____ PASSAGE CITÉ

Cumul

Les juges touchés par la Grace

Par Jean-Marie Schmitt · Le Journal des Arts

Le 15 avril 2005 - 788 mots

La Cour de cassation a annulé un arrêt de la cour d’appel de Paris qui avait relaxé
un haut fonctionnaire des finances au chef de prise illégale d’intérêts.

Alors que l’ancien ministre de la Culture Jean-Jacques Aillagon vient d’être nommé président-directeur général de TV5, un arrêt récent de la Cour de cassation pourrait infléchir les habitudes du microcosme culturel. Les conseillers de la chambre criminelle de la Cour de cassation ont en effet rappelé que le délit de prise illégale d’intérêts était constitué même en l’absence d’intention ou d’action coupable. Un obstacle aux cumuls fréquents dans une administration à petits effectifs.

________
____ ENREGISTREMENTS FOURNIS

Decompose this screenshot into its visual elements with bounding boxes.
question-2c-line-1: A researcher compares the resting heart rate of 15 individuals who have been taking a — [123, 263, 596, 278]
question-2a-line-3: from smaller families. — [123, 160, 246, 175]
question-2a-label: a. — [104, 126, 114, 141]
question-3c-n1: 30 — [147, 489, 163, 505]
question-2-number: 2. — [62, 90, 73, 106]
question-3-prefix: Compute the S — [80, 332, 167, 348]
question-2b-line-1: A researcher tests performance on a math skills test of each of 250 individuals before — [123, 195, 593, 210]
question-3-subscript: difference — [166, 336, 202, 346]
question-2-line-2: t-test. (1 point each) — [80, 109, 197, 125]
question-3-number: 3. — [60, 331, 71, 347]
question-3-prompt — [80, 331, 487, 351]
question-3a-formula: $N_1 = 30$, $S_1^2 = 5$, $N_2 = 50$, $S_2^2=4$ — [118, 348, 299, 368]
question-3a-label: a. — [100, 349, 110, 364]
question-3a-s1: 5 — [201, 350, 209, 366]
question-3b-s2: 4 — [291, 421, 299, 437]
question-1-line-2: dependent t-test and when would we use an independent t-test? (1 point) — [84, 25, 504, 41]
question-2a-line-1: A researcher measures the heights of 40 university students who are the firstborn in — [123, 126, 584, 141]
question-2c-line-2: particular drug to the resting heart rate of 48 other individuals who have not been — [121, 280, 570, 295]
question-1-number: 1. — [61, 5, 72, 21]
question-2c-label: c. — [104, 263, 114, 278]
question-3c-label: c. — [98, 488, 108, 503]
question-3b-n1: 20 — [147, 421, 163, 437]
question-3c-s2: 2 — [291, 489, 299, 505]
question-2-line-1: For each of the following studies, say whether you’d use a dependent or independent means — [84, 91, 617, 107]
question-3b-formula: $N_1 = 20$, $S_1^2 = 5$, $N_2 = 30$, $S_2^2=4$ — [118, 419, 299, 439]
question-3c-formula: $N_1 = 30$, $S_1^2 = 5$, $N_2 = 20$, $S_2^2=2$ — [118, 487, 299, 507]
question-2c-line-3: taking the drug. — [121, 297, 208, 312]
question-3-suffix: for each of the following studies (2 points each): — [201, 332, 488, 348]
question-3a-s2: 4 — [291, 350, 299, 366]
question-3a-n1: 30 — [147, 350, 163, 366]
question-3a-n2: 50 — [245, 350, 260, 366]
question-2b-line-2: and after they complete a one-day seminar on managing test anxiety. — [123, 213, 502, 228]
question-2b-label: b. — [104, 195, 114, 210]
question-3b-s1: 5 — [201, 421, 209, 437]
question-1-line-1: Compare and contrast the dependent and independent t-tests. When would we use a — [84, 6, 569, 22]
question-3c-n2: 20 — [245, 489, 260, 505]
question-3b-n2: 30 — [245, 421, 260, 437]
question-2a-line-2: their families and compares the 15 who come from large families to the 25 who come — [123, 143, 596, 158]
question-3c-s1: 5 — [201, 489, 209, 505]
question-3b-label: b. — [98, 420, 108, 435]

________

CONSIGNES:
(1) Recopiez le passage de l'article sur l'arrêt de la Cour de cassation qui va de « Par Jean-Marie Schmitt » jusqu'à « prise illégale d’intérêts. ».
(2) Répondez aux questions suivantes d'après l'article sur l'arrêt de la Cour de cassation.
(a) Quelle juridiction avait rendu l'arrêt annulé par la Cour de cassation ?
(b) À quel poste Jean-Jacques Aillagon vient-il d'être nommé ?
(c) Quelle chambre de la Cour de cassation a rendu l'arrêt ?

CORRIGÉ:
(1)
Par Jean-Marie Schmitt · Le Journal des Arts

Le 15 avril 2005 - 788 mots

La Cour de cassation a annulé un arrêt de la cour d’appel de Paris qui avait relaxé
un haut fonctionnaire des finances au chef de prise illégale d’intérêts.

(2)
(a) La cour d'appel de Paris.
(b) Président-directeur général de TV5.
(c) La chambre criminelle.